What the exercise asks — Retype the material below. Keep every word exactly as it is.
── Given data ──
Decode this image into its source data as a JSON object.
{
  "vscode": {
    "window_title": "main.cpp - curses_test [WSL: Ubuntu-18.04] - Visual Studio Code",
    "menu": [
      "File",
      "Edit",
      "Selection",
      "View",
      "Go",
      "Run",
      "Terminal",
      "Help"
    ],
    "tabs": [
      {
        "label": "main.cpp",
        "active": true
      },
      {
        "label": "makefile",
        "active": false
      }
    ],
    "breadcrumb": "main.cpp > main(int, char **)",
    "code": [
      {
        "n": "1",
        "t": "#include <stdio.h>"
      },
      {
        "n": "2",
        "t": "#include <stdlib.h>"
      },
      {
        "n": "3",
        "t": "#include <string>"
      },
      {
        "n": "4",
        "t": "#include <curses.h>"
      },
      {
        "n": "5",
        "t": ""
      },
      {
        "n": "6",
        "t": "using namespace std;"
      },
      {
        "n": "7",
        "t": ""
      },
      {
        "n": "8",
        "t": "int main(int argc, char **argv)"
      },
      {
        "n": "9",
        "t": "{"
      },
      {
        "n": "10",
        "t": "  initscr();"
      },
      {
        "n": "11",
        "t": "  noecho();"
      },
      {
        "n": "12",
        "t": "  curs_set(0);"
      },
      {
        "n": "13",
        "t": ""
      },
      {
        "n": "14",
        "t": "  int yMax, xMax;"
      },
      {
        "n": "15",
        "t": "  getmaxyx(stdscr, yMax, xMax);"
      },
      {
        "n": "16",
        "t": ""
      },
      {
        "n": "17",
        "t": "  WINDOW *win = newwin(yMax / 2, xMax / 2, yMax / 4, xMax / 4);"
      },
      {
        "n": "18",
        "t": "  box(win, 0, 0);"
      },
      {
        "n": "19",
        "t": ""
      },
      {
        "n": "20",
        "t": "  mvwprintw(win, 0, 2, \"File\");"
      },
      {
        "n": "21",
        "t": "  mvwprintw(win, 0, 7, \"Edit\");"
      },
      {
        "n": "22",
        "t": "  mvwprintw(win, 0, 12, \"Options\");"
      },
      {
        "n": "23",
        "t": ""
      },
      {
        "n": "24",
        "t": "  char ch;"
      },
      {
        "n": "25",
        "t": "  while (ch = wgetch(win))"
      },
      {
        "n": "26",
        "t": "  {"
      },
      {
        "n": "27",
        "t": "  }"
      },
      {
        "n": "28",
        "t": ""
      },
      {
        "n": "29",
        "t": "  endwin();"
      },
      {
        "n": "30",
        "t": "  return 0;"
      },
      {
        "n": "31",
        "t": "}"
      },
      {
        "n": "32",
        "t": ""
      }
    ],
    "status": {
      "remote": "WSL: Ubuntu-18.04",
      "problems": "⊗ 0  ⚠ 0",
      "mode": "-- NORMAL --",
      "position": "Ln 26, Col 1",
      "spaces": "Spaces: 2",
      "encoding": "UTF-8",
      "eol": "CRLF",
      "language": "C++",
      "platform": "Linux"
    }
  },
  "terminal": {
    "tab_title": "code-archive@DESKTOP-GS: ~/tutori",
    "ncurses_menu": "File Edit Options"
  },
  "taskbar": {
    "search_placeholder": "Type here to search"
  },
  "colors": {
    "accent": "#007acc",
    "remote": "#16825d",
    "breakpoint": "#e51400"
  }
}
───
Final result —
Decode this image into its source data as a JSON object.
{
  "vscode": {
    "window_title": "main.cpp - curses_test [WSL: Ubuntu-18.04] - Visual Studio Code",
    "menu": [
      "File",
      "Edit",
      "Selection",
      "View",
      "Go",
      "Run",
      "Terminal",
      "Help"
    ],
    "tabs": [
      {
        "label": "main.cpp",
        "active": true
      },
      {
        "label": "makefile",
        "active": false
      }
    ],
    "breadcrumb": "main.cpp > main(int, char **)",
    "code": [
      {
        "n": "1",
        "t": "#include <stdio.h>"
      },
      {
        "n": "2",
        "t": "#include <stdlib.h>"
      },
      {
        "n": "3",
        "t": "#include <string>"
      },
      {
        "n": "4",
        "t": "#include <curses.h>"
      },
      {
        "n": "5",
        "t": ""
      },
      {
        "n": "6",
        "t": "using namespace std;"
      },
      {
        "n": "7",
        "t": ""
      },
      {
        "n": "8",
        "t": "int main(int argc, char **argv)"
      },
      {
        "n": "9",
        "t": "{"
      },
      {
        "n": "10",
        "t": "  initscr();"
      },
      {
        "n": "11",
        "t": "  noecho();"
      },
      {
        "n": "12",
        "t": "  curs_set(0);"
      },
      {
        "n": "13",
        "t": ""
      },
      {
        "n": "14",
        "t": "  int yMax, xMax;"
      },
      {
        "n": "15",
        "t": "  getmaxyx(stdscr, yMax, xMax);"
      },
      {
        "n": "16",
        "t": ""
      },
      {
        "n": "17",
        "t": "  WINDOW *win = newwin(yMax / 2, xMax / 2, yMax / 4, xMax / 4);"
      },
      {
        "n": "18",
        "t": "  box(win, 0, 0);"
      },
      {
        "n": "19",
        "t": ""
      },
      {
        "n": "20",
        "t": "  mvwprintw(win, 0, 2, \"File\");"
      },
      {
        "n": "21",
        "t": "  mvwprintw(win, 0, 7, \"Edit\");"
      },
      {
        "n": "22",
        "t": "  mvwprintw(win, 0, 12, \"Options\");"
      },
      {
        "n": "23",
        "t": ""
      },
      {
        "n": "24",
        "t": "  char ch;"
      },
      {
        "n": "25",
        "t": "  while (ch = wgetch(win))"
      },
      {
        "n": "26",
        "t": "  {"
      },
      {
        "n": "27",
        "t": "  }"
      },
      {
        "n": "28",
        "t": ""
      },
      {
        "n": "29",
        "t": "  endwin();"
      },
      {
        "n": "30",
        "t": "  return 0;"
      },
      {
        "n": "31",
        "t": "}"
      },
      {
        "n": "32",
        "t": ""
      }
    ],
    "status": {
      "remote": "WSL: Ubuntu-18.04",
      "problems": "⊗ 0  ⚠ 0",
      "mode": "-- NORMAL --",
      "position": "Ln 26, Col 1",
      "spaces": "Spaces: 2",
      "encoding": "UTF-8",
      "eol": "CRLF",
      "language": "C++",
      "platform": "Linux"
    }
  },
  "terminal": {
    "tab_title": "code-archive@DESKTOP-GS: ~/tutori",
    "ncurses_menu": "File Edit Options"
  },
  "taskbar": {
    "search_placeholder": "Type here to search"
  },
  "colors": {
    "accent": "#007acc",
    "remote": "#16825d",
    "breakpoint": "#e51400"
  }
}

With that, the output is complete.